| WHAT IS NEEDED |
Answer with one number: the count of lines in the listing below that hold the word "dots".

__________

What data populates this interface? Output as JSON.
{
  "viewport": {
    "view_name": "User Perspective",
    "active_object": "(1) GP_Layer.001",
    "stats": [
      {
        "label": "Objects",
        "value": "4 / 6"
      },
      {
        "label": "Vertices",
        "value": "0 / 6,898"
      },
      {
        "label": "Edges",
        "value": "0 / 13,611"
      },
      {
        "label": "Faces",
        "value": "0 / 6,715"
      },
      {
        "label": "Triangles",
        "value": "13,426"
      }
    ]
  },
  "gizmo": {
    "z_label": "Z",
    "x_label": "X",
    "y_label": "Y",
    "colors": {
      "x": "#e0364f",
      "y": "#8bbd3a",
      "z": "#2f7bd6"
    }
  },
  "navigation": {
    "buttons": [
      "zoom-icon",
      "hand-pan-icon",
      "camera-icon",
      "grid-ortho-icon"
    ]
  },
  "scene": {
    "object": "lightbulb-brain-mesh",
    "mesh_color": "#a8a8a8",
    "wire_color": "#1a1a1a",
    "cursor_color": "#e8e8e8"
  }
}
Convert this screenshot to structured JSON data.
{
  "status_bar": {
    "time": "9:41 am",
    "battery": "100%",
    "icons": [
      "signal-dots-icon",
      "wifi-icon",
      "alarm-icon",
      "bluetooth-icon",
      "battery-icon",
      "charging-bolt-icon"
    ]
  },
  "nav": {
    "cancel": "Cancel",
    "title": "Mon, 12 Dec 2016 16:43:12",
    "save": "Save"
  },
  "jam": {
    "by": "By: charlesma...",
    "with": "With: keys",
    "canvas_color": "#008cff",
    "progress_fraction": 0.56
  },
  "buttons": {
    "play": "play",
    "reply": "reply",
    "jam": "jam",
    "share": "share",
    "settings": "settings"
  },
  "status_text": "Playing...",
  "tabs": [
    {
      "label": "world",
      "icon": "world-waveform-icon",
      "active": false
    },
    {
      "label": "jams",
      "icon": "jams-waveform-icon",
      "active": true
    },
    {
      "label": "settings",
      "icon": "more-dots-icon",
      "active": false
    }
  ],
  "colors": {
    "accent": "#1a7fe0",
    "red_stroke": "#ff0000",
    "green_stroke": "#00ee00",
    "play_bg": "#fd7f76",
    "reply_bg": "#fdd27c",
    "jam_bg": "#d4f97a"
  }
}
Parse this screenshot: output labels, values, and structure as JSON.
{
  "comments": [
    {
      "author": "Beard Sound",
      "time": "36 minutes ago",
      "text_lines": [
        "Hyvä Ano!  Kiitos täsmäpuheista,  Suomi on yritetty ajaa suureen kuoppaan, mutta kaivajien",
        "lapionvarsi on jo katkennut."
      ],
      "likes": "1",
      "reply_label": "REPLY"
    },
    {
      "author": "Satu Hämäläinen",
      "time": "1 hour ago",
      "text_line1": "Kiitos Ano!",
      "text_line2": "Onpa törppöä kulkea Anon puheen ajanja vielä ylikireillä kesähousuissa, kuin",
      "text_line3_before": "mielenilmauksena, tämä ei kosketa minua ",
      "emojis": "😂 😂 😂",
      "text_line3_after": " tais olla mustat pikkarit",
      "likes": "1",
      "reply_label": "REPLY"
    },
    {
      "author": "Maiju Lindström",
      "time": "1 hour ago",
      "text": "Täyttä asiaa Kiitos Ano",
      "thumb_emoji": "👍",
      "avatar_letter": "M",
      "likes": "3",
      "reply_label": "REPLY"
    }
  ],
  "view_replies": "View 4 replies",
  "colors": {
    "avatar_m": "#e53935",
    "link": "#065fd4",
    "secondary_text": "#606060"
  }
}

__________

| WORKED ANSWER |
2